● Supplied data

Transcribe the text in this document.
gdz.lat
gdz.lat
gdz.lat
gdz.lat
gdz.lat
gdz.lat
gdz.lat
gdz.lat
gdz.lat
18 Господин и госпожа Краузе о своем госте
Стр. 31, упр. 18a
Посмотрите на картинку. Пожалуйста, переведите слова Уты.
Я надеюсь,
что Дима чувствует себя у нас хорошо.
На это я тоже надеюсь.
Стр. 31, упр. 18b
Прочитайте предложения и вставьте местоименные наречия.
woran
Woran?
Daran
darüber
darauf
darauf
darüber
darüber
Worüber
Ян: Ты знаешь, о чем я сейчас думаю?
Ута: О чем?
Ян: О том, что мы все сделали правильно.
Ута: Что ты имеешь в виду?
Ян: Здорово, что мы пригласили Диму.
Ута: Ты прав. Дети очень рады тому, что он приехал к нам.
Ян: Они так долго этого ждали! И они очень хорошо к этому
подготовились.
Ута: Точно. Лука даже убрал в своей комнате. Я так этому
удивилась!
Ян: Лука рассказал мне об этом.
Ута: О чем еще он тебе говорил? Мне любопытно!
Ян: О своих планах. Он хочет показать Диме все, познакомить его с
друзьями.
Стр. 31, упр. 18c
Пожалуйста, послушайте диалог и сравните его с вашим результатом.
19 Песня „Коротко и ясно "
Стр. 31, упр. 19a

● To do
Each line that has the word "Пожалуйста" should be copied.

● Answer for this exercise
Посмотрите на картинку. Пожалуйста, переведите слова Уты.
Пожалуйста, послушайте диалог и сравните его с вашим результатом.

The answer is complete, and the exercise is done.